### EXTRACT PROVIDED
------------------------------------------------

**Critical Vulnerabilities Found in FatFs Storage Library**
A recent security review by runZero has uncovered seven serious vulnerabilities in FatFs, a widely used file system library for reading and writing FAT and exFAT storage media. Because FatFs is embedded in countless devices—from security cameras and drones to industrial controllers and crypto wallets—these flaws pose a significant risk to a broad range of connected equipment.
What makes these vulnerabilities especially dangerous is how easily they can be exploited. According to the report, any physical access to a vulnerable device—such as a public kiosk, ATM, camera with an SD card slot, or voting machine—could allow an attacker to insert a maliciously crafted USB drive, SD card, or firmware update. This would enable memory corruption and potentially allow the execution of arbitrary code. In many embedded systems, lack of memory protections means that “any physical access leads to a jailbreak.”

------------------------------------------------

### EXTRACTED MATERIAL
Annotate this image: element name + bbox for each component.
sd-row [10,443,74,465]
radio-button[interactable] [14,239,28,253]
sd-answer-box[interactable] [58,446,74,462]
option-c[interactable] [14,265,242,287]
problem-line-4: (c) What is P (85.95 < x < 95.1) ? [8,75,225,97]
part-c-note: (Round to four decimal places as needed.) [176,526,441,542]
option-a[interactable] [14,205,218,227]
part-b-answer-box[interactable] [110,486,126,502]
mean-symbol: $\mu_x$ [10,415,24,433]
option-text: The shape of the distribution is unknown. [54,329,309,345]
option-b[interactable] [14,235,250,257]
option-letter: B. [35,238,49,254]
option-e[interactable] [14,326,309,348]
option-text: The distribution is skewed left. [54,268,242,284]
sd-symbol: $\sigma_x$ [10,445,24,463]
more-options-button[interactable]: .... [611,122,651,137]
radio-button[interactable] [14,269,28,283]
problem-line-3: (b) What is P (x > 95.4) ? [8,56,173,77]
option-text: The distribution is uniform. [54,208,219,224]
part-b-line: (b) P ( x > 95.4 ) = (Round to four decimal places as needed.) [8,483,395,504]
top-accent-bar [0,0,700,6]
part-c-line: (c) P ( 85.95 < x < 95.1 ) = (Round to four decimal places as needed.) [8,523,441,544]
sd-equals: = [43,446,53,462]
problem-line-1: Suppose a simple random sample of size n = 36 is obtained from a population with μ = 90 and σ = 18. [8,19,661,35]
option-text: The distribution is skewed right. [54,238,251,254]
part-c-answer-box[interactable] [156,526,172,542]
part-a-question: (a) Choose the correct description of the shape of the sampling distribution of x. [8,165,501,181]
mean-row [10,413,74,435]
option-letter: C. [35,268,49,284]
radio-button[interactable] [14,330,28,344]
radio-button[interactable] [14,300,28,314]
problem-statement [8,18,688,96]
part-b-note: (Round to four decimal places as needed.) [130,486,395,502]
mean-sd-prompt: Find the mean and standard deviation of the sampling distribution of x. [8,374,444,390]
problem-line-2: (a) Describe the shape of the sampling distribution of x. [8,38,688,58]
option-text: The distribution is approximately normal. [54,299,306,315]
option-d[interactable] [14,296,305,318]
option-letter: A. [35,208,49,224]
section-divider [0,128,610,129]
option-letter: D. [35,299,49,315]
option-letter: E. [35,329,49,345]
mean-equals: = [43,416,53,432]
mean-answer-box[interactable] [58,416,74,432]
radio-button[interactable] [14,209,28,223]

------------------------------------------------

### WORK ITEM
Retype the FatFs vulnerability article above word for word, from its headline through its final sentence.

### ANSWER
**Critical Vulnerabilities Found in FatFs Storage Library**
A recent security review by runZero has uncovered seven serious vulnerabilities in FatFs, a widely used file system library for reading and writing FAT and exFAT storage media. Because FatFs is embedded in countless devices—from security cameras and drones to industrial controllers and crypto wallets—these flaws pose a significant risk to a broad range of connected equipment.
What makes these vulnerabilities especially dangerous is how easily they can be exploited. According to the report, any physical access to a vulnerable device—such as a public kiosk, ATM, camera with an SD card slot, or voting machine—could allow an attacker to insert a maliciously crafted USB drive, SD card, or firmware update. This would enable memory corruption and potentially allow the execution of arbitrary code. In many embedded systems, lack of memory protections means that “any physical access leads to a jailbreak.”